-- What the exercise asks --
Pull each line containing "habilidades" out of the data and copy it.

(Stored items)

*-*-*

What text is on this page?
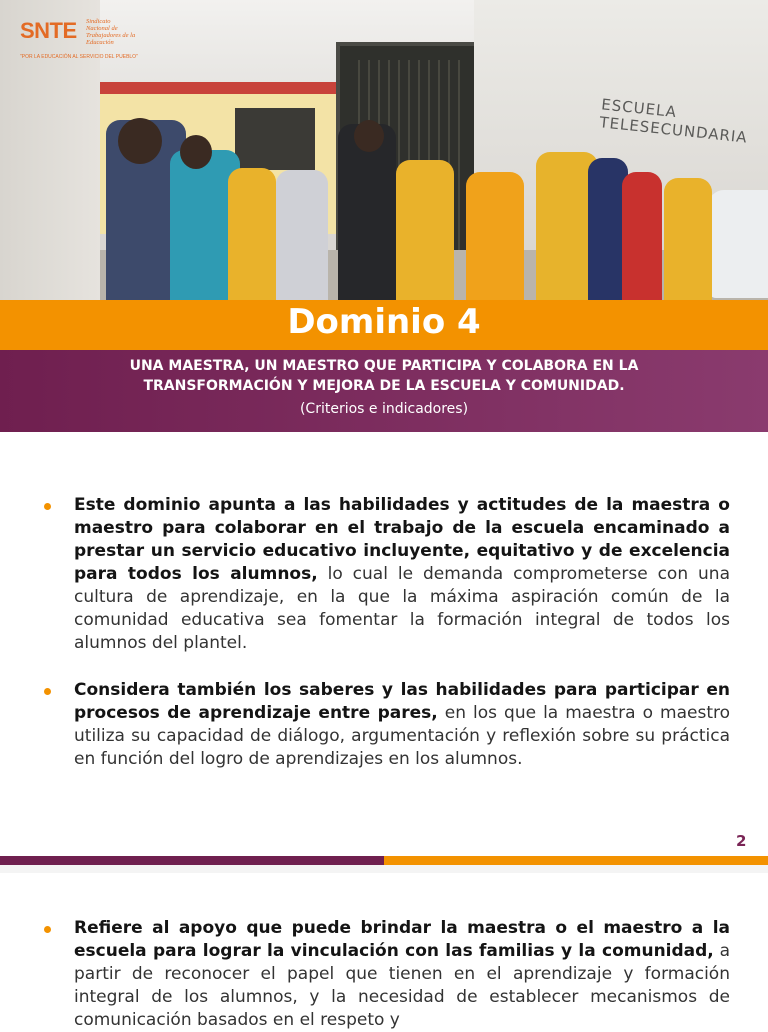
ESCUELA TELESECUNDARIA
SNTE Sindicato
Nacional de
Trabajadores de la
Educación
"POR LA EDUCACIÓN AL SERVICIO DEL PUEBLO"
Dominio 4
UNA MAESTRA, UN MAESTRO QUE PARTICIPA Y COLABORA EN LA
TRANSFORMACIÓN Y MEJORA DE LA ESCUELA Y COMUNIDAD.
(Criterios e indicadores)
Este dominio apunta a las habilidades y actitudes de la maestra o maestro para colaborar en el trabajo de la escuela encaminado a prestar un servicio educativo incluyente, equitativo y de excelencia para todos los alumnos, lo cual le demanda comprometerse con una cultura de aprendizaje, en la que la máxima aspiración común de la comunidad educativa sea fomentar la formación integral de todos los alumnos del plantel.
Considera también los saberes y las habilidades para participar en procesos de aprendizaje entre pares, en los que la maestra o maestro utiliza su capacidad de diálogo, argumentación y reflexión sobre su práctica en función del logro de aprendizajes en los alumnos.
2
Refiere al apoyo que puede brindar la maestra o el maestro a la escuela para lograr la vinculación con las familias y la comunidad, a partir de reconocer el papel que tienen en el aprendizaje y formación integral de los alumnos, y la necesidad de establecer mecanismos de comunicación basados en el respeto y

*-*-*

-- Result --
Este dominio apunta a las habilidades y actitudes de la maestra o maestro para colaborar en el trabajo de la escuela encaminado a prestar un servicio educativo incluyente, equitativo y de excelencia para todos los alumnos, lo cual le demanda comprometerse con una cultura de aprendizaje, en la que la máxima aspiración común de la comunidad educativa sea fomentar la formación integral de todos los alumnos del plantel.
Considera también los saberes y las habilidades para participar en procesos de aprendizaje entre pares, en los que la maestra o maestro utiliza su capacidad de diálogo, argumentación y reflexión sobre su práctica en función del logro de aprendizajes en los alumnos.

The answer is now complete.